_请回答问题_.
a) 抄写HIV-1联合疗法摘要中的一段原文，从"Giorgi J V, Majchrowicz"开始，到"Medicine, 90095-1745, USA."结束。
b) HIV-1联合疗法摘要列出了哪些作者？请写出全部姓名。
c) 接着HIV-1联合疗法摘要的最后一句往下续写。

_给定文本_.
....................

蛋白酶抑制剂与逆转录酶抑制剂联合疗法对既往接受治疗的慢性HIV-1感染患者的免疫作用。

Immunologic effects of combined protease inhibitor and reverse transcriptase inhibitor therapy in previously treated chronic HIV-1 infection.

作者信息

Giorgi J V, Majchrowicz M A, Johnson T D, Hultin P, Matud J, Detels R

机构信息

Multicenter AIDS Cohort Study and University of California Los Angeles School of Medicine, 90095-1745, USA.

出版信息

AIDS. 1998 Oct 1;12(14):1833-44. doi: 10.1097/00002030-199814000-00015.

DOI:10.1097/00002030-199814000-00015

PMID:9792384

Abstract

OBJECTIVE

To evaluate the efficacy of combination protease and reverse transcriptase inhibitor therapy in correcting HIV-1-induced lymphocyte subset abnormalities in previously treated adults.

DESIGN

A 48-week observational study of lymphocyte subsets in 12 participants in the Multicenter AIDS Cohort Study who were already taking at least one reverse transcriptase inhibitor and added a protease inhibitor to their treatment regimen. Comparison groups were HIV-seronegative homosexual men, HIV-seronegative heterosexual men, and homosexual HIV-1-infected men who were long-term non-progressors.

METHODS

Three-color immunofluorescence and monoclonal antibodies were used to assess HIV-1-induced lymphocyte subset alterations related to immune deficiency and immune activation. Plasma HIV-1 RNA levels were monitored to assess suppression of viral replication.

RESULTS

CD4+ cell counts significantly increased and lymphocyte activation measured as CD38 and HLA-DR expression on CD8+ T cells significantly decreased by 48 weeks. CD4+ cell values remained abnormal even in those who were fully suppressed. Some T-cell activation markers decreased to levels observed in long-term non-progressors. The increase in CD4+ T-cell numbers reached a plateau by week 24, but the increase in resting HLA-DR- CD38-T cells was sustained through week 48. Proportions of CD45RA+ CD62L-selectin+ and CD28+ CD4+ T-cell subsets and Fas expression were not abnormal at baseline compared with seronegative homosexual controls.

....................

_数据摘录_.

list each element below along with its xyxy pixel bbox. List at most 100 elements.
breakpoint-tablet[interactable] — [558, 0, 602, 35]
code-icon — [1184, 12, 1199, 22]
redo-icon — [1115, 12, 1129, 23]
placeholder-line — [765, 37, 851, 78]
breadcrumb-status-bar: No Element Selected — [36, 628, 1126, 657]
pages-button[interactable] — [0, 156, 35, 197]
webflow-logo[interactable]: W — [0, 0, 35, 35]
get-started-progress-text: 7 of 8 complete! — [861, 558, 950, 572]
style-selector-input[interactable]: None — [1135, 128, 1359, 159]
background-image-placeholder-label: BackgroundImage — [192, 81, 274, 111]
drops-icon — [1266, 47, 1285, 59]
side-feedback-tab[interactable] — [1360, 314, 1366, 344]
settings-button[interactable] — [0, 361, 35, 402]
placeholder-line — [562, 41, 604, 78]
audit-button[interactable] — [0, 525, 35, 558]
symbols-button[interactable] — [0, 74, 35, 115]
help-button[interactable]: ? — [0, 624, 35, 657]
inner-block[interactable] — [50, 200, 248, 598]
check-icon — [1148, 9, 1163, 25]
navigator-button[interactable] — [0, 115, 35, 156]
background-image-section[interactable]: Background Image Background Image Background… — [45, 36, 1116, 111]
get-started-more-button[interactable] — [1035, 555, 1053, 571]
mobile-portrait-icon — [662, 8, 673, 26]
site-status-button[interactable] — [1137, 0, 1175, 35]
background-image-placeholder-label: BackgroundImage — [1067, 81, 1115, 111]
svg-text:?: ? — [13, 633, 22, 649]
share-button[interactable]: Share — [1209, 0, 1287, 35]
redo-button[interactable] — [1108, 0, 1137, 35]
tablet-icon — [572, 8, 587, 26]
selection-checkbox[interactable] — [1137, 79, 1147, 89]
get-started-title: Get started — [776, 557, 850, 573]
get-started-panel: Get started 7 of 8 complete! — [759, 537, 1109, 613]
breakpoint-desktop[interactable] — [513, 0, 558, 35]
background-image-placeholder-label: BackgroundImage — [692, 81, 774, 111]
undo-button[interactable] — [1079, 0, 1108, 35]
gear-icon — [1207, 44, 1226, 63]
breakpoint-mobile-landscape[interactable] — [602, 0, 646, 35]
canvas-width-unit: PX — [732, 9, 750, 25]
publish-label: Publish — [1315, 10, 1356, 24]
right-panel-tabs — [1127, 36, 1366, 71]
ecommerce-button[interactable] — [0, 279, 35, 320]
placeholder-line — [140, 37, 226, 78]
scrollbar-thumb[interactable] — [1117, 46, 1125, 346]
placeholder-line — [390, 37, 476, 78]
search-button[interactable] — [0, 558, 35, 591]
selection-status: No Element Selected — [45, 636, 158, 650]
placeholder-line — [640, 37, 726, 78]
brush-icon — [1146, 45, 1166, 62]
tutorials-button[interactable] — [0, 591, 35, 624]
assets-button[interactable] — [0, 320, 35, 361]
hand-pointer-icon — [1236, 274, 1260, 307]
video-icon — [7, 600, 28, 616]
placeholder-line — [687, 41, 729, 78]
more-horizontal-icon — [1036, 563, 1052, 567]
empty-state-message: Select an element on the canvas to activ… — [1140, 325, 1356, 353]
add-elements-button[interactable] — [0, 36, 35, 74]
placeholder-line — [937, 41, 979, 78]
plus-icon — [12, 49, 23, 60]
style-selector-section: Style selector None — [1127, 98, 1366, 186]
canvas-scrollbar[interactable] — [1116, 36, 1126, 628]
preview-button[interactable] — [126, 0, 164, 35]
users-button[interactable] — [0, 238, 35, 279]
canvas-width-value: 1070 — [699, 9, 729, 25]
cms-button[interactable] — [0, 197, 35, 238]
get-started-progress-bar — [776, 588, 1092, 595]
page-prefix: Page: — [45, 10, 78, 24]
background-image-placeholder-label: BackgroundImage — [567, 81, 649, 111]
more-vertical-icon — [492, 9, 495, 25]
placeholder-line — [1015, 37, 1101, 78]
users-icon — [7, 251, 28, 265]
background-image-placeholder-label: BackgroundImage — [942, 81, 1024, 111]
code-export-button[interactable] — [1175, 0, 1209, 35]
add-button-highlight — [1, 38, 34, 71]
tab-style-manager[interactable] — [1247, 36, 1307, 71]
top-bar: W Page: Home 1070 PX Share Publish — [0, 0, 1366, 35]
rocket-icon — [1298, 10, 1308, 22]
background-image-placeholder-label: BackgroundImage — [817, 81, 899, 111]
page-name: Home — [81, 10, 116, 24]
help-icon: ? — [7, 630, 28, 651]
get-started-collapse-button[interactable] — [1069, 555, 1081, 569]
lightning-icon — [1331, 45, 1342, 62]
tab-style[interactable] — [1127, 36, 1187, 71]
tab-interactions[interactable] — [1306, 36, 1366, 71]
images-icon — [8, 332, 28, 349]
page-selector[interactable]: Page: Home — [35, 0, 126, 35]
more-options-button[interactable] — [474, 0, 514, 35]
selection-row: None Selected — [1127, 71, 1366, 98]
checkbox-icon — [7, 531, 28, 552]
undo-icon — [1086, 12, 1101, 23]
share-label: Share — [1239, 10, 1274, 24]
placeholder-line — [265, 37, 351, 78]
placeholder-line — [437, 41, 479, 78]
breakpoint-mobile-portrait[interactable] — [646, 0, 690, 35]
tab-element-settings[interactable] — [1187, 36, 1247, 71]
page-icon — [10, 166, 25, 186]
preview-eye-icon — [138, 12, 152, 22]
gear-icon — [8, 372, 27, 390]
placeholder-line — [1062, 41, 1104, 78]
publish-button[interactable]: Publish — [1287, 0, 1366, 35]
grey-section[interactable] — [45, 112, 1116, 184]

....................

_参考答案_.
a)
Giorgi J V, Majchrowicz M A, Johnson T D, Hultin P, Matud J, Detels R

机构信息

Multicenter AIDS Cohort Study and University of California Los Angeles School of Medicine, 90095-1745, USA.

b) Giorgi J V、Majchrowicz M A、Johnson T D、Hultin P、Matud J、Detels R

c)
CONCLUSIONS

The most significant impact of suppression of viral replication was reversal of T-cell activation. However, normalization of lymphocyte subset perturbations associated with chronic HIV-1 infection was not achieved after 1 year of treatment with current combination antiretroviral regimens. More profound viral suppression, therapy for longer than 1 year, or immunologic augmentation may be needed to fully reverse the abnormalities.

摘要

目的

评估蛋白酶抑制剂与逆转录酶抑制剂联合治疗对纠正既往接受治疗的成年患者中HIV-1诱导的淋巴细胞亚群异常的疗效。

设计

一项对多中心艾滋病队列研究中12名参与者淋巴细胞亚群进行的为期48周的观察性研究，这些参与者已在服用至少一种逆转录酶抑制剂，并在其治疗方案中添加了一种蛋白酶抑制剂。比较组为HIV血清学阴性的同性恋男性、HIV血清学阴性的异性恋男性以及长期病情无进展的HIV-1感染同性恋男性。

方法

采用三色免疫荧光和单克隆抗体评估与免疫缺陷和免疫激活相关的HIV-1诱导的淋巴细胞亚群改变。监测血浆HIV-1 RNA水平以评估病毒复制的抑制情况。

结果

到48周时，CD4+细胞计数显著增加，以CD8+ T细胞上CD38和HLA-DR表达衡量的淋巴细胞激活显著降低。即使在病毒完全被抑制的患者中，CD4+细胞值仍保持异常。一些T细胞激活标志物降至长期病情无进展者中观察到的水平。CD4+ T细胞数量的增加在第24周达到平台期，但静息HLA-DR-CD38-T细胞的增加持续至第48周。与血清学阴性的同性恋对照相比，CD45RA+ CD62L-选择素+和CD28+ CD4+ T细胞亚群的比例以及Fas表达在基线时并无异常。